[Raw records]
........

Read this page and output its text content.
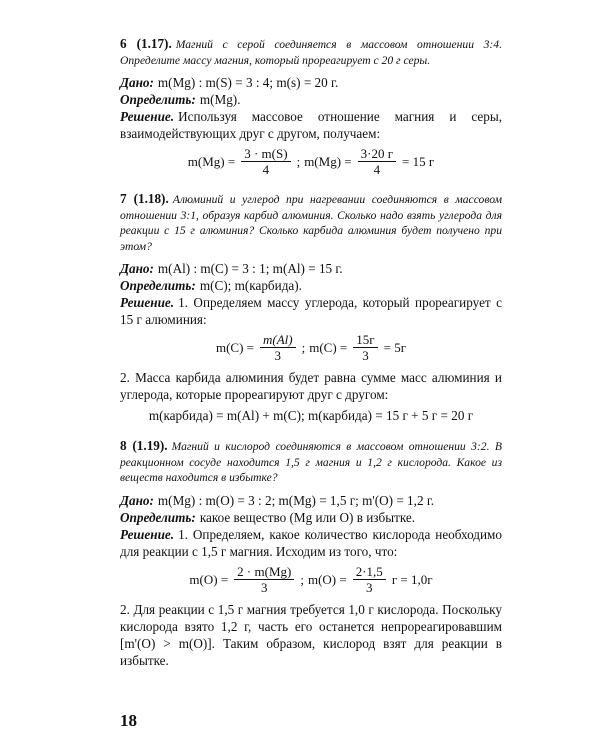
6 (1.17). Магний с серой соединяется в массовом отношении 3:4. Определите массу магния, который прореагирует с 20 г серы.

Дано: m(Mg) : m(S) = 3 : 4; m(s) = 20 г.

Определить: m(Mg).

Решение. Используя массовое отношение магния и серы, взаимодействующих друг с другом, получаем:
$m(Mg) = \frac{3 \cdot m(S)}{4}$ ; $m(Mg) = \frac{3\cdot 20 г}{4} = 15$ г
7 (1.18). Алюминий и углерод при нагревании соединяются в массовом отношении 3:1, образуя карбид алюминия. Сколько надо взять углерода для реакции с 15 г алюминия? Сколько карбида алюминия будет получено при этом?

Дано: m(Al) : m(C) = 3 : 1; m(Al) = 15 г.

Определить: m(C); m(карбида).

Решение. 1. Определяем массу углерода, который прореагирует с 15 г алюминия:
$m(C) = \frac{m(Al)}{3}$ ; $m(C) = \frac{15г}{3} = 5г$
2. Масса карбида алюминия будет равна сумме масс алюминия и углерода, которые прореагируют друг с другом:
m(карбида) = m(Al) + m(C); m(карбида) = 15 г + 5 г = 20 г
8 (1.19). Магний и кислород соединяются в массовом отношении 3:2. В реакционном сосуде находится 1,5 г магния и 1,2 г кислорода. Какое из веществ находится в избытке?

Дано: m(Mg) : m(O) = 3 : 2; m(Mg) = 1,5 г; m'(O) = 1,2 г.

Определить: какое вещество (Mg или O) в избытке.

Решение. 1. Определяем, какое количество кислорода необходимо для реакции с 1,5 г магния. Исходим из того, что:
$m(O) = \frac{2 \cdot m(Mg)}{3}$ ; $m(O) = \frac{2\cdot 1,5}{3}$ г = 1,0г
2. Для реакции с 1,5 г магния требуется 1,0 г кислорода. Поскольку кислорода взято 1,2 г, часть его останется непрореагировавшим [m'(O) > m(O)]. Таким образом, кислород взят для реакции в избытке.
18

........

Problem — Leave images out of the retyped records; keep all else exact.

Result —
Read this page and output its text content.
6 (1.17). Магний с серой соединяется в массовом отношении 3:4. Определите массу магния, который прореагирует с 20 г серы.

Дано: m(Mg) : m(S) = 3 : 4; m(s) = 20 г.

Определить: m(Mg).

Решение. Используя массовое отношение магния и серы, взаимодействующих друг с другом, получаем:
$m(Mg) = \frac{3 \cdot m(S)}{4}$ ; $m(Mg) = \frac{3\cdot 20 г}{4} = 15$ г
7 (1.18). Алюминий и углерод при нагревании соединяются в массовом отношении 3:1, образуя карбид алюминия. Сколько надо взять углерода для реакции с 15 г алюминия? Сколько карбида алюминия будет получено при этом?

Дано: m(Al) : m(C) = 3 : 1; m(Al) = 15 г.

Определить: m(C); m(карбида).

Решение. 1. Определяем массу углерода, который прореагирует с 15 г алюминия:
$m(C) = \frac{m(Al)}{3}$ ; $m(C) = \frac{15г}{3} = 5г$
2. Масса карбида алюминия будет равна сумме масс алюминия и углерода, которые прореагируют друг с другом:
m(карбида) = m(Al) + m(C); m(карбида) = 15 г + 5 г = 20 г
8 (1.19). Магний и кислород соединяются в массовом отношении 3:2. В реакционном сосуде находится 1,5 г магния и 1,2 г кислорода. Какое из веществ находится в избытке?

Дано: m(Mg) : m(O) = 3 : 2; m(Mg) = 1,5 г; m'(O) = 1,2 г.

Определить: какое вещество (Mg или O) в избытке.

Решение. 1. Определяем, какое количество кислорода необходимо для реакции с 1,5 г магния. Исходим из того, что:
$m(O) = \frac{2 \cdot m(Mg)}{3}$ ; $m(O) = \frac{2\cdot 1,5}{3}$ г = 1,0г
2. Для реакции с 1,5 г магния требуется 1,0 г кислорода. Поскольку кислорода взято 1,2 г, часть его останется непрореагировавшим [m'(O) > m(O)]. Таким образом, кислород взят для реакции в избытке.
18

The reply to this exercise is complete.